Aim of the task: Extract every line where the string "code" appears.

[Excerpt from a dataset]
⁂

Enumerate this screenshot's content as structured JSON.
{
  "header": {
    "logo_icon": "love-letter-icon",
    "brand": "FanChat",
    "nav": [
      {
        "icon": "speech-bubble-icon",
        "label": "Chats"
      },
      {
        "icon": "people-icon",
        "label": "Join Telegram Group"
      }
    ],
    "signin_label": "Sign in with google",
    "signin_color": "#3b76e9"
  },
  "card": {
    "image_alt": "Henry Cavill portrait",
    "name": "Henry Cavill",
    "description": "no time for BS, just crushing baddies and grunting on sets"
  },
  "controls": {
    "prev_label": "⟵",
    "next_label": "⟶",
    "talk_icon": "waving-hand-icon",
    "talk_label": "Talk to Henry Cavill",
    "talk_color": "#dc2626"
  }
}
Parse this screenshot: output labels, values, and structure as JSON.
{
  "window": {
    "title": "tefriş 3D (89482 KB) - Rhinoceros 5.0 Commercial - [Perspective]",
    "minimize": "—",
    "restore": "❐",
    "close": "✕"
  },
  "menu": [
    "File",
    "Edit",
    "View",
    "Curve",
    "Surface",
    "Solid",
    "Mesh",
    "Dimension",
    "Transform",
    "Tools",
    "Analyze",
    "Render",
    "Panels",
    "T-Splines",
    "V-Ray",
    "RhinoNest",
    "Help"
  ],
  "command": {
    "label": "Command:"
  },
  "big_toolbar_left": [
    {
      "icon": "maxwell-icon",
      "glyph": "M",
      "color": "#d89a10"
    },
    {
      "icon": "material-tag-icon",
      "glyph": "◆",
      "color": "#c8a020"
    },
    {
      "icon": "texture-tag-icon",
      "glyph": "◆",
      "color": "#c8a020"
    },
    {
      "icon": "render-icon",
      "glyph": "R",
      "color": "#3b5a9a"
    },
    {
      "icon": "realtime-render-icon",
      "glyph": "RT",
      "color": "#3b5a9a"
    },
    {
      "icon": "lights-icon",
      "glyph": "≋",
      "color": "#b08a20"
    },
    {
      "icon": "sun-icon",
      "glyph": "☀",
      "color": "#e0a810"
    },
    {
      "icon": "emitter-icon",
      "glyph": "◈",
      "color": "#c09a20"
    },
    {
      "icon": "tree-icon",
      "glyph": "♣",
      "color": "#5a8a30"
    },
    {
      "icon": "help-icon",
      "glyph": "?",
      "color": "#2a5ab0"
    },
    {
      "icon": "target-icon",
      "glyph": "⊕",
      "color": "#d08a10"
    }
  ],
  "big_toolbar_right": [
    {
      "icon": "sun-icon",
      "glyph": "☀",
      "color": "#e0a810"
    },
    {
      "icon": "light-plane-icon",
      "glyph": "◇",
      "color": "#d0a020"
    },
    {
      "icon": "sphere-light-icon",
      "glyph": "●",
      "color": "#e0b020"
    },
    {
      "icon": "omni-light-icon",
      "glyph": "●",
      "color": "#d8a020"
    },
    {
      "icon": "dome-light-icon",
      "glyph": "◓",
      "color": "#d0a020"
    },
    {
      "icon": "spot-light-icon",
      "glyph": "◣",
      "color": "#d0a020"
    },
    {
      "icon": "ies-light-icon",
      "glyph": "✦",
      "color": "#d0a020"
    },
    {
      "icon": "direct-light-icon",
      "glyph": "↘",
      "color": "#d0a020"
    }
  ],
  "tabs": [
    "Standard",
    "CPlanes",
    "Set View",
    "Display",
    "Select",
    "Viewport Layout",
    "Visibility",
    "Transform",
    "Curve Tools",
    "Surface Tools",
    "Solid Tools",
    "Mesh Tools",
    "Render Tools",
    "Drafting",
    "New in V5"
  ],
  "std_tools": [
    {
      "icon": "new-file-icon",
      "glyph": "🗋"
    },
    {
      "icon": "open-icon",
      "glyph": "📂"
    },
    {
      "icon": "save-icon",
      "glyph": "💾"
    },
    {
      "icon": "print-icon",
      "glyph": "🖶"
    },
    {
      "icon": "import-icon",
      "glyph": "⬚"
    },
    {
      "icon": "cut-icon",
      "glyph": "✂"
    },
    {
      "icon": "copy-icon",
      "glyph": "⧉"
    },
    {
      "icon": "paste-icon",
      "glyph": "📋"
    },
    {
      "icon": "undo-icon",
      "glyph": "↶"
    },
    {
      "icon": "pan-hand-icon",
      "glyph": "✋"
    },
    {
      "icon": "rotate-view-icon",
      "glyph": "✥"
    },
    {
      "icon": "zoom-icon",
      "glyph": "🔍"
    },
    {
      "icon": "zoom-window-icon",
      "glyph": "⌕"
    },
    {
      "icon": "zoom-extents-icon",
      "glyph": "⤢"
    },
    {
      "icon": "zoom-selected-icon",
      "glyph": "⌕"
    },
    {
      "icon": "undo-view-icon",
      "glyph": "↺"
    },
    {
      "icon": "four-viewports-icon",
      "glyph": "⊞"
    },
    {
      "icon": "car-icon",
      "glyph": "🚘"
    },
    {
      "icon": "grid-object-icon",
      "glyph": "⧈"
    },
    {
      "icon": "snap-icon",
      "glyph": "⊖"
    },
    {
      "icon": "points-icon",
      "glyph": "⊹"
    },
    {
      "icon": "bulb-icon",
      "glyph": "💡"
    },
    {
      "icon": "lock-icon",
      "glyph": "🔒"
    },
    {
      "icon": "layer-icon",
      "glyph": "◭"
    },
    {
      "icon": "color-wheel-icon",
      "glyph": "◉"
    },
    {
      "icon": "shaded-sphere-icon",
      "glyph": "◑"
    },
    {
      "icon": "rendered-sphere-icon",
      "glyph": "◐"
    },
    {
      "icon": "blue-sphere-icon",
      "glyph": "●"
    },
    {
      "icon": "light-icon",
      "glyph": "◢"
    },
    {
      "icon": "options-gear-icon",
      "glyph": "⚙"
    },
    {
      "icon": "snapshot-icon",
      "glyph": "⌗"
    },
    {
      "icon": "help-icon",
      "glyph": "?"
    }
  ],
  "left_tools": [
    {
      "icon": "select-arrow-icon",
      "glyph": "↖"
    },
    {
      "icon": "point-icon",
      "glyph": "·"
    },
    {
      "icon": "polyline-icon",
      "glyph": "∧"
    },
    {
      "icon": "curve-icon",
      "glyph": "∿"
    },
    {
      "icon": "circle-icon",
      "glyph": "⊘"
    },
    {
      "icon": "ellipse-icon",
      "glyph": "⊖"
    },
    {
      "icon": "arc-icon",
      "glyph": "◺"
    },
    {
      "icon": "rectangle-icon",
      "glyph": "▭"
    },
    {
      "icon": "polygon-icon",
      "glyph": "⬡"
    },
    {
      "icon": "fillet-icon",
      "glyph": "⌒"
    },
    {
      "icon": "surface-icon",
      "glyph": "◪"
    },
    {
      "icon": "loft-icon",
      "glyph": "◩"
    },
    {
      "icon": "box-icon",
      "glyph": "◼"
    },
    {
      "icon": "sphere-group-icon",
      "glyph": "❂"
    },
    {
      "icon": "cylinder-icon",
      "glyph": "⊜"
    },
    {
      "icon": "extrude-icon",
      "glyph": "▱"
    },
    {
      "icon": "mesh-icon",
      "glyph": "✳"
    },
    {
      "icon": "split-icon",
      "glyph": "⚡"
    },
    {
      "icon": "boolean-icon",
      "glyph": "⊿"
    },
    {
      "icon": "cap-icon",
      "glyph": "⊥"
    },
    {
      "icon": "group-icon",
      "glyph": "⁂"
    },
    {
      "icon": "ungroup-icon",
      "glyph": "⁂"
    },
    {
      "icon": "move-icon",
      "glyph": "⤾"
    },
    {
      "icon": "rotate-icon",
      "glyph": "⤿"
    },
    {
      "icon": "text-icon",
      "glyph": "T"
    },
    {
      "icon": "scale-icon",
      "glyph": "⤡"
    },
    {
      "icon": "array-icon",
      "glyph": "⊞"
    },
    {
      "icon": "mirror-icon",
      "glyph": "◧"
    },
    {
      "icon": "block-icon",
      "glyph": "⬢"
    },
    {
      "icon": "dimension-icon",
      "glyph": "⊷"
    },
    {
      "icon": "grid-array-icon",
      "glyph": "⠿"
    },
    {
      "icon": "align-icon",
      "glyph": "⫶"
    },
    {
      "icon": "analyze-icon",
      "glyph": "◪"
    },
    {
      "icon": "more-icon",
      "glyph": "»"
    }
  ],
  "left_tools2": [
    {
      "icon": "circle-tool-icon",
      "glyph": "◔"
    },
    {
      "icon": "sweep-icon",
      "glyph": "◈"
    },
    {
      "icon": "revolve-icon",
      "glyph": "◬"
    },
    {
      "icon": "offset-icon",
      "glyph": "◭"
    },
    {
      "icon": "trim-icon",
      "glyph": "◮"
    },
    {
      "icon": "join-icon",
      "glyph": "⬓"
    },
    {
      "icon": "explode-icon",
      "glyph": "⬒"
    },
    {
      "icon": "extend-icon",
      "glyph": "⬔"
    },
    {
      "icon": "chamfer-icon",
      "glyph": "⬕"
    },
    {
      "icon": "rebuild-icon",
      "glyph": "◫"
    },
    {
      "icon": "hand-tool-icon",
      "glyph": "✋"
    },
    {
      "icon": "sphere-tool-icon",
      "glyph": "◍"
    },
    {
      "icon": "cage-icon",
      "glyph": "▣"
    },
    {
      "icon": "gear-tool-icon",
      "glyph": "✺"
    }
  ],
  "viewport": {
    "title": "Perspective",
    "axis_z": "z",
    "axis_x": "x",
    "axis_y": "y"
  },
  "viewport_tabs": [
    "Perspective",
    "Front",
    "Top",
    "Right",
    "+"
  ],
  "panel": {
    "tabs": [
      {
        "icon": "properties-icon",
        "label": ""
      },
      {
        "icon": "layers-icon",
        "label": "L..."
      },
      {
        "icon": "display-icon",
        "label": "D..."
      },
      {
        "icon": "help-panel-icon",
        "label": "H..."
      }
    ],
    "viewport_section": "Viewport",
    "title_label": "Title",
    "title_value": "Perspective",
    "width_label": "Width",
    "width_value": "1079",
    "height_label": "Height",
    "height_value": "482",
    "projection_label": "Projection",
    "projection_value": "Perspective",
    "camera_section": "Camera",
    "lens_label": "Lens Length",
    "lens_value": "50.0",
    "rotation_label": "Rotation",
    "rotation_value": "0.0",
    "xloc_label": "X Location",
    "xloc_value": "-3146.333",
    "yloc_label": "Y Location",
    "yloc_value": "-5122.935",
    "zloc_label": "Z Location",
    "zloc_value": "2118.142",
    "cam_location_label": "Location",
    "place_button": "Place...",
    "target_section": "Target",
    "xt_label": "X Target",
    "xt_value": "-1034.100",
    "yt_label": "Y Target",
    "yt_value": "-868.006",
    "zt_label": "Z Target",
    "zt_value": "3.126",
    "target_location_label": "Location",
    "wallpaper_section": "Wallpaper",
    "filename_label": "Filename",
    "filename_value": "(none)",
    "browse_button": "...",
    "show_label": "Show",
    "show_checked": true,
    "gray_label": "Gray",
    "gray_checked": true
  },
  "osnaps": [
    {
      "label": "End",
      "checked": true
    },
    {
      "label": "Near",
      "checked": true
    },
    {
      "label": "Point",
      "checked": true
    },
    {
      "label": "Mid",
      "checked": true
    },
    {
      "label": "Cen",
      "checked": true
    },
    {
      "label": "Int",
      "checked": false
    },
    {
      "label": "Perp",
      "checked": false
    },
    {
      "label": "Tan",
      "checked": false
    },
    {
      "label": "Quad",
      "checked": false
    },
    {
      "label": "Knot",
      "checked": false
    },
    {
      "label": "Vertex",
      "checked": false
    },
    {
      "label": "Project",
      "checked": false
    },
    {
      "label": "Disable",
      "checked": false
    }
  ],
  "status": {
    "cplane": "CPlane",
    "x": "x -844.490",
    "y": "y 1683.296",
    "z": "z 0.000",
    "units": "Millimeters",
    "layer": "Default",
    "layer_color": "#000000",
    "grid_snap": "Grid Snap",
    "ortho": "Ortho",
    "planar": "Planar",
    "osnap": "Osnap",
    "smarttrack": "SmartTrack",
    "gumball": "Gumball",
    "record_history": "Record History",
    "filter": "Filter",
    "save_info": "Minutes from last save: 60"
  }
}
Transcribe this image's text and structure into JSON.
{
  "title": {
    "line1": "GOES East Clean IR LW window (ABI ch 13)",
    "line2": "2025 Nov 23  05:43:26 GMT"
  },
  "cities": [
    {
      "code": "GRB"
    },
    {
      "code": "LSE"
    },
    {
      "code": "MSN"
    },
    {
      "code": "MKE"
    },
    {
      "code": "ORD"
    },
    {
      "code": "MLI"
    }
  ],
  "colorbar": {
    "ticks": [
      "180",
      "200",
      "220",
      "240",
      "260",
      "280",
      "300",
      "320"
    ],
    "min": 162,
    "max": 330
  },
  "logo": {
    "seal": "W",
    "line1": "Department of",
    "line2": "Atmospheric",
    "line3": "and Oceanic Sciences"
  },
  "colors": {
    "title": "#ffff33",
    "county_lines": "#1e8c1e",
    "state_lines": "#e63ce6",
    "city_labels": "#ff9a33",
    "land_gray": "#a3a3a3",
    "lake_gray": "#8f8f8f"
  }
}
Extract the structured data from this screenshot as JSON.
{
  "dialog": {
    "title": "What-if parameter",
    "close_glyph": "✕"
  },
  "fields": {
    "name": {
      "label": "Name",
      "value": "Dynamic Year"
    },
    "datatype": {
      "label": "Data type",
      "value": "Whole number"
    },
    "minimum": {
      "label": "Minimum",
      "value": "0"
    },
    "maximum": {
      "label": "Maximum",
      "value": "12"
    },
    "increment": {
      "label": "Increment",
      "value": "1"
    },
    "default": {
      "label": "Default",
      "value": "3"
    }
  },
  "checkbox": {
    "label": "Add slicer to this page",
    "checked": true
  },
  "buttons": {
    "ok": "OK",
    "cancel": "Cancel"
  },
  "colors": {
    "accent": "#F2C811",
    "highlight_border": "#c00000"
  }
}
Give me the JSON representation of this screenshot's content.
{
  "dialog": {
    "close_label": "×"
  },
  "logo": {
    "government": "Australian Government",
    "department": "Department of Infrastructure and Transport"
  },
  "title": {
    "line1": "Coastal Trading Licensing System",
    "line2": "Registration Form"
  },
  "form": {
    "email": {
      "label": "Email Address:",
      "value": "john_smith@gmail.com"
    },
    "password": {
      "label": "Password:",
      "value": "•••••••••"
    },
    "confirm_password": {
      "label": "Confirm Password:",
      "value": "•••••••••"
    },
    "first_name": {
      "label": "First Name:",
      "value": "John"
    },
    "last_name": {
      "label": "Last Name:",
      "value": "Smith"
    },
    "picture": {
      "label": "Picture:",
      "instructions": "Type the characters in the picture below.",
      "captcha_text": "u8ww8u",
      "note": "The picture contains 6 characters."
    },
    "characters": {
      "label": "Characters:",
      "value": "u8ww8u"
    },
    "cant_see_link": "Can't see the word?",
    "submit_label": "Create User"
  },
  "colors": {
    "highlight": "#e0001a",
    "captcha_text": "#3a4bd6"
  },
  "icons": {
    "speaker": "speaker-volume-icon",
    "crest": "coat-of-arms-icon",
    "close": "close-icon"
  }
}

⁂

Output of the exercise:
      "code": "GRB"
      "code": "LSE"
      "code": "MSN"
      "code": "MKE"
      "code": "ORD"
      "code": "MLI"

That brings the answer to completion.